Work instructions: Extract the records in full, leaving every picture out.

[Data entries]
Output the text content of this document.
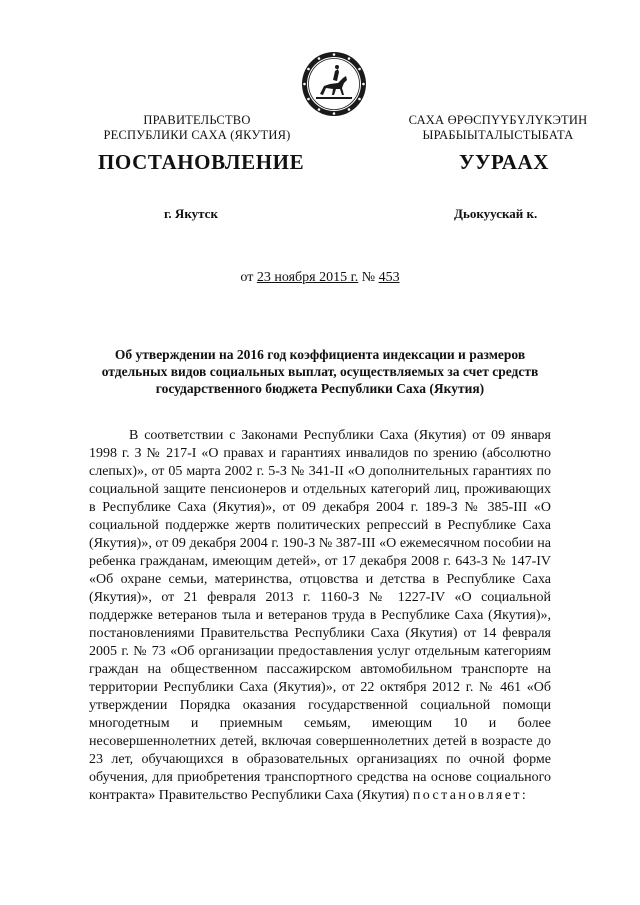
ПРАВИТЕЛЬСТВО
РЕСПУБЛИКИ САХА (ЯКУТИЯ)
САХА ӨРӨСПҮҮБҮЛҮКЭТИН
ЫРАБЫЫТАЛЫСТЫБАТА
ПОСТАНОВЛЕНИЕ	УУРААХ
г. Якутск	Дьокуускай к.
от 23 ноября 2015 г. № 453
Об утверждении на 2016 год коэффициента индексации и размеров
отдельных видов социальных выплат, осуществляемых за счет средств
государственного бюджета Республики Саха (Якутия)

В соответствии с Законами Республики Саха (Якутия) от 09 января 1998 г. З № 217-I «О правах и гарантиях инвалидов по зрению (абсолютно слепых)», от 05 марта 2002 г. 5-З № 341-II «О дополнительных гарантиях по социальной защите пенсионеров и отдельных категорий лиц, проживающих в Республике Саха (Якутия)», от 09 декабря 2004 г. 189-З № 385-III «О социальной поддержке жертв политических репрессий в Республике Саха (Якутия)», от 09 декабря 2004 г. 190-З № 387-III «О ежемесячном пособии на ребенка гражданам, имеющим детей», от 17 декабря 2008 г. 643-З № 147-IV «Об охране семьи, материнства, отцовства и детства в Республике Саха (Якутия)», от 21 февраля 2013 г. 1160-З № 1227-IV «О социальной поддержке ветеранов тыла и ветеранов труда в Республике Саха (Якутия)», постановлениями Правительства Республики Саха (Якутия) от 14 февраля 2005 г. № 73 «Об организации предоставления услуг отдельным категориям граждан на общественном пассажирском автомобильном транспорте на территории Республики Саха (Якутия)», от 22 октября 2012 г. № 461 «Об утверждении Порядка оказания государственной социальной помощи многодетным и приемным семьям, имеющим 10 и более несовершеннолетних детей, включая совершеннолетних детей в возрасте до 23 лет, обучающихся в образовательных организациях по очной форме обучения, для приобретения транспортного средства на основе социального контракта» Правительство Республики Саха (Якутия) постановляет:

Full answer:
Output the text content of this document.
ПРАВИТЕЛЬСТВО
РЕСПУБЛИКИ САХА (ЯКУТИЯ)
САХА ӨРӨСПҮҮБҮЛҮКЭТИН
ЫРАБЫЫТАЛЫСТЫБАТА
ПОСТАНОВЛЕНИЕ	УУРААХ
г. Якутск	Дьокуускай к.
от 23 ноября 2015 г. № 453
Об утверждении на 2016 год коэффициента индексации и размеров
отдельных видов социальных выплат, осуществляемых за счет средств
государственного бюджета Республики Саха (Якутия)

В соответствии с Законами Республики Саха (Якутия) от 09 января 1998 г. З № 217-I «О правах и гарантиях инвалидов по зрению (абсолютно слепых)», от 05 марта 2002 г. 5-З № 341-II «О дополнительных гарантиях по социальной защите пенсионеров и отдельных категорий лиц, проживающих в Республике Саха (Якутия)», от 09 декабря 2004 г. 189-З № 385-III «О социальной поддержке жертв политических репрессий в Республике Саха (Якутия)», от 09 декабря 2004 г. 190-З № 387-III «О ежемесячном пособии на ребенка гражданам, имеющим детей», от 17 декабря 2008 г. 643-З № 147-IV «Об охране семьи, материнства, отцовства и детства в Республике Саха (Якутия)», от 21 февраля 2013 г. 1160-З № 1227-IV «О социальной поддержке ветеранов тыла и ветеранов труда в Республике Саха (Якутия)», постановлениями Правительства Республики Саха (Якутия) от 14 февраля 2005 г. № 73 «Об организации предоставления услуг отдельным категориям граждан на общественном пассажирском автомобильном транспорте на территории Республики Саха (Якутия)», от 22 октября 2012 г. № 461 «Об утверждении Порядка оказания государственной социальной помощи многодетным и приемным семьям, имеющим 10 и более несовершеннолетних детей, включая совершеннолетних детей в возрасте до 23 лет, обучающихся в образовательных организациях по очной форме обучения, для приобретения транспортного средства на основе социального контракта» Правительство Республики Саха (Якутия) постановляет:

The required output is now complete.